[A block of data]
⁂

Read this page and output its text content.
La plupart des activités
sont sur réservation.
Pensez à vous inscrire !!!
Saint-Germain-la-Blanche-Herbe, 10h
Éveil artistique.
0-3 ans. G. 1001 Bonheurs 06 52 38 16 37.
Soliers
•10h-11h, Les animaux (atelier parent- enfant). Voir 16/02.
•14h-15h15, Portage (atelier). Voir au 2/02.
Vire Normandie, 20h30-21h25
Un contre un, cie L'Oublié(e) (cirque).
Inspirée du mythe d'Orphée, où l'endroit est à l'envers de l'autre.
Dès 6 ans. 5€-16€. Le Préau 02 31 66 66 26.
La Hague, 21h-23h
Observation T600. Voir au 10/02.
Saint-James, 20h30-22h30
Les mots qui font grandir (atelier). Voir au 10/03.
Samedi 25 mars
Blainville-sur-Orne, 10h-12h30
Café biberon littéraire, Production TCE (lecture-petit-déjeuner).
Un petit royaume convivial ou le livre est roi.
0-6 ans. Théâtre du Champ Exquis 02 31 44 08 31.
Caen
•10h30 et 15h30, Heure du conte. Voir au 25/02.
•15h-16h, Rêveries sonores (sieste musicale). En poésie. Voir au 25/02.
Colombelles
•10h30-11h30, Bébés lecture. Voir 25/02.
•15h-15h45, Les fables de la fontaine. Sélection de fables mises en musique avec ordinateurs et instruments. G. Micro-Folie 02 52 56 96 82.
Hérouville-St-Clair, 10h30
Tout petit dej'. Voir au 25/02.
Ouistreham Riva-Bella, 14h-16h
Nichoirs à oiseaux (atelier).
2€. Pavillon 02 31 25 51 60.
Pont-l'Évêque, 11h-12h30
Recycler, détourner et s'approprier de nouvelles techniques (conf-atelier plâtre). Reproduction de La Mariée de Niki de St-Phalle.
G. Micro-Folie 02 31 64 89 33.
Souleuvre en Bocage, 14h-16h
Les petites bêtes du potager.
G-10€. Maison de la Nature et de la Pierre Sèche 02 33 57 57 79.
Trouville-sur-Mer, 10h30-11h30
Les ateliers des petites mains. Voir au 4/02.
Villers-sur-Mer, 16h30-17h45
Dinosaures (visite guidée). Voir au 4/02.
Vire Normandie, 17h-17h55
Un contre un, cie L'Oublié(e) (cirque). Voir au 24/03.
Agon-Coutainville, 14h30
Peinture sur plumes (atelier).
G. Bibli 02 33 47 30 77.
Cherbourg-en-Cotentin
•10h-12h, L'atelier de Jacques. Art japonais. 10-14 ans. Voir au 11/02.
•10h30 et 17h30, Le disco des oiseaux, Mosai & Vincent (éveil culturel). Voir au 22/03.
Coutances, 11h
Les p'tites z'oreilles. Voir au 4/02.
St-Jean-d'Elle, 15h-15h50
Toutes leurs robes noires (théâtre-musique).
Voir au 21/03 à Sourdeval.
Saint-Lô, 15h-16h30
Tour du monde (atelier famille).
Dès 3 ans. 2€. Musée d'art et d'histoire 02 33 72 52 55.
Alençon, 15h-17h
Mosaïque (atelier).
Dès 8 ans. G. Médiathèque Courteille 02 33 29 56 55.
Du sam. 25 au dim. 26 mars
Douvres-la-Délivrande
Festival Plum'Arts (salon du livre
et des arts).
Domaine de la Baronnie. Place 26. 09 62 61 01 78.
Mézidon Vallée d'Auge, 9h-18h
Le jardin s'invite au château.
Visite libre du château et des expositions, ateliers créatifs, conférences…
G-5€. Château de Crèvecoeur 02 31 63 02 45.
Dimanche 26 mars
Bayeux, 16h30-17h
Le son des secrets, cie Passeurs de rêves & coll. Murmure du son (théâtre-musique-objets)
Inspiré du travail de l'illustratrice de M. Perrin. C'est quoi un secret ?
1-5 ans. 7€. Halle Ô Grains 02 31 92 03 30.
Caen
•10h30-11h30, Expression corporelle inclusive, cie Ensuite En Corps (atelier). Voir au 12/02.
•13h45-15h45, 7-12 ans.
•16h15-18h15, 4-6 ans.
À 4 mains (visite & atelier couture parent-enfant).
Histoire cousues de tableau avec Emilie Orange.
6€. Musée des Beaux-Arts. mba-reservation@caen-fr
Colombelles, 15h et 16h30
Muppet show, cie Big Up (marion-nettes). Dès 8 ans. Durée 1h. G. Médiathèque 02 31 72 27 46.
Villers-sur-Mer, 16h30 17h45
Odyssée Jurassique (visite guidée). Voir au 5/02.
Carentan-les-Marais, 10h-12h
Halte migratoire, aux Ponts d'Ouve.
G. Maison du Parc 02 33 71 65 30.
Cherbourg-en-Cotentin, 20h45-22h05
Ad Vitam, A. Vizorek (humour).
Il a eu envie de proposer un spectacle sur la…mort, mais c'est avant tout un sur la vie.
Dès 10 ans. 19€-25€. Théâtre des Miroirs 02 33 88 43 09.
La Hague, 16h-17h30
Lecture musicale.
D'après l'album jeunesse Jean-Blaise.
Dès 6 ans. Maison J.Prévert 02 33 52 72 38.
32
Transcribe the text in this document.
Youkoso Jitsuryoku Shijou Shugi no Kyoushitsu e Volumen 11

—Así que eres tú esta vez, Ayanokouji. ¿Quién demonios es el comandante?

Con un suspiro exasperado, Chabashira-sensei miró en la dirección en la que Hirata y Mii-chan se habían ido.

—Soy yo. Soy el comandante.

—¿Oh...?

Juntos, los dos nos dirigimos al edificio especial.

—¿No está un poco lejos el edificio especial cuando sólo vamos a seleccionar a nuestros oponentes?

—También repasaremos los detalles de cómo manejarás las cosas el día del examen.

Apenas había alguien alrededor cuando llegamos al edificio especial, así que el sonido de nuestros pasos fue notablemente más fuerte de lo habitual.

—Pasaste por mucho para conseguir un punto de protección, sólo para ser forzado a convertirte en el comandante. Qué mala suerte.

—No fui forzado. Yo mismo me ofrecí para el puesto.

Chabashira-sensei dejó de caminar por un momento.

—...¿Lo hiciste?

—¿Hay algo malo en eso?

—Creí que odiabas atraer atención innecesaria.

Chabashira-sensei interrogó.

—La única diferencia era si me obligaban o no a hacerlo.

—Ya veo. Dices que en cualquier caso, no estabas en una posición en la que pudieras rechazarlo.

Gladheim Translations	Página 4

⁂

• _Your instructions_
Your task is to reproduce the whole listing exactly.

• _Reply_
Read this page and output its text content.
La plupart des activités
sont sur réservation.
Pensez à vous inscrire !!!
Saint-Germain-la-Blanche-Herbe, 10h
Éveil artistique.
0-3 ans. G. 1001 Bonheurs 06 52 38 16 37.
Soliers
•10h-11h, Les animaux (atelier parent- enfant). Voir 16/02.
•14h-15h15, Portage (atelier). Voir au 2/02.
Vire Normandie, 20h30-21h25
Un contre un, cie L'Oublié(e) (cirque).
Inspirée du mythe d'Orphée, où l'endroit est à l'envers de l'autre.
Dès 6 ans. 5€-16€. Le Préau 02 31 66 66 26.
La Hague, 21h-23h
Observation T600. Voir au 10/02.
Saint-James, 20h30-22h30
Les mots qui font grandir (atelier). Voir au 10/03.
Samedi 25 mars
Blainville-sur-Orne, 10h-12h30
Café biberon littéraire, Production TCE (lecture-petit-déjeuner).
Un petit royaume convivial ou le livre est roi.
0-6 ans. Théâtre du Champ Exquis 02 31 44 08 31.
Caen
•10h30 et 15h30, Heure du conte. Voir au 25/02.
•15h-16h, Rêveries sonores (sieste musicale). En poésie. Voir au 25/02.
Colombelles
•10h30-11h30, Bébés lecture. Voir 25/02.
•15h-15h45, Les fables de la fontaine. Sélection de fables mises en musique avec ordinateurs et instruments. G. Micro-Folie 02 52 56 96 82.
Hérouville-St-Clair, 10h30
Tout petit dej'. Voir au 25/02.
Ouistreham Riva-Bella, 14h-16h
Nichoirs à oiseaux (atelier).
2€. Pavillon 02 31 25 51 60.
Pont-l'Évêque, 11h-12h30
Recycler, détourner et s'approprier de nouvelles techniques (conf-atelier plâtre). Reproduction de La Mariée de Niki de St-Phalle.
G. Micro-Folie 02 31 64 89 33.
Souleuvre en Bocage, 14h-16h
Les petites bêtes du potager.
G-10€. Maison de la Nature et de la Pierre Sèche 02 33 57 57 79.
Trouville-sur-Mer, 10h30-11h30
Les ateliers des petites mains. Voir au 4/02.
Villers-sur-Mer, 16h30-17h45
Dinosaures (visite guidée). Voir au 4/02.
Vire Normandie, 17h-17h55
Un contre un, cie L'Oublié(e) (cirque). Voir au 24/03.
Agon-Coutainville, 14h30
Peinture sur plumes (atelier).
G. Bibli 02 33 47 30 77.
Cherbourg-en-Cotentin
•10h-12h, L'atelier de Jacques. Art japonais. 10-14 ans. Voir au 11/02.
•10h30 et 17h30, Le disco des oiseaux, Mosai & Vincent (éveil culturel). Voir au 22/03.
Coutances, 11h
Les p'tites z'oreilles. Voir au 4/02.
St-Jean-d'Elle, 15h-15h50
Toutes leurs robes noires (théâtre-musique).
Voir au 21/03 à Sourdeval.
Saint-Lô, 15h-16h30
Tour du monde (atelier famille).
Dès 3 ans. 2€. Musée d'art et d'histoire 02 33 72 52 55.
Alençon, 15h-17h
Mosaïque (atelier).
Dès 8 ans. G. Médiathèque Courteille 02 33 29 56 55.
Du sam. 25 au dim. 26 mars
Douvres-la-Délivrande
Festival Plum'Arts (salon du livre
et des arts).
Domaine de la Baronnie. Place 26. 09 62 61 01 78.
Mézidon Vallée d'Auge, 9h-18h
Le jardin s'invite au château.
Visite libre du château et des expositions, ateliers créatifs, conférences…
G-5€. Château de Crèvecoeur 02 31 63 02 45.
Dimanche 26 mars
Bayeux, 16h30-17h
Le son des secrets, cie Passeurs de rêves & coll. Murmure du son (théâtre-musique-objets)
Inspiré du travail de l'illustratrice de M. Perrin. C'est quoi un secret ?
1-5 ans. 7€. Halle Ô Grains 02 31 92 03 30.
Caen
•10h30-11h30, Expression corporelle inclusive, cie Ensuite En Corps (atelier). Voir au 12/02.
•13h45-15h45, 7-12 ans.
•16h15-18h15, 4-6 ans.
À 4 mains (visite & atelier couture parent-enfant).
Histoire cousues de tableau avec Emilie Orange.
6€. Musée des Beaux-Arts. mba-reservation@caen-fr
Colombelles, 15h et 16h30
Muppet show, cie Big Up (marion-nettes). Dès 8 ans. Durée 1h. G. Médiathèque 02 31 72 27 46.
Villers-sur-Mer, 16h30 17h45
Odyssée Jurassique (visite guidée). Voir au 5/02.
Carentan-les-Marais, 10h-12h
Halte migratoire, aux Ponts d'Ouve.
G. Maison du Parc 02 33 71 65 30.
Cherbourg-en-Cotentin, 20h45-22h05
Ad Vitam, A. Vizorek (humour).
Il a eu envie de proposer un spectacle sur la…mort, mais c'est avant tout un sur la vie.
Dès 10 ans. 19€-25€. Théâtre des Miroirs 02 33 88 43 09.
La Hague, 16h-17h30
Lecture musicale.
D'après l'album jeunesse Jean-Blaise.
Dès 6 ans. Maison J.Prévert 02 33 52 72 38.
32
Transcribe the text in this document.
Youkoso Jitsuryoku Shijou Shugi no Kyoushitsu e Volumen 11

—Así que eres tú esta vez, Ayanokouji. ¿Quién demonios es el comandante?

Con un suspiro exasperado, Chabashira-sensei miró en la dirección en la que Hirata y Mii-chan se habían ido.

—Soy yo. Soy el comandante.

—¿Oh...?

Juntos, los dos nos dirigimos al edificio especial.

—¿No está un poco lejos el edificio especial cuando sólo vamos a seleccionar a nuestros oponentes?

—También repasaremos los detalles de cómo manejarás las cosas el día del examen.

Apenas había alguien alrededor cuando llegamos al edificio especial, así que el sonido de nuestros pasos fue notablemente más fuerte de lo habitual.

—Pasaste por mucho para conseguir un punto de protección, sólo para ser forzado a convertirte en el comandante. Qué mala suerte.

—No fui forzado. Yo mismo me ofrecí para el puesto.

Chabashira-sensei dejó de caminar por un momento.

—...¿Lo hiciste?

—¿Hay algo malo en eso?

—Creí que odiabas atraer atención innecesaria.

Chabashira-sensei interrogó.

—La única diferencia era si me obligaban o no a hacerlo.

—Ya veo. Dices que en cualquier caso, no estabas en una posición en la que pudieras rechazarlo.

Gladheim Translations	Página 4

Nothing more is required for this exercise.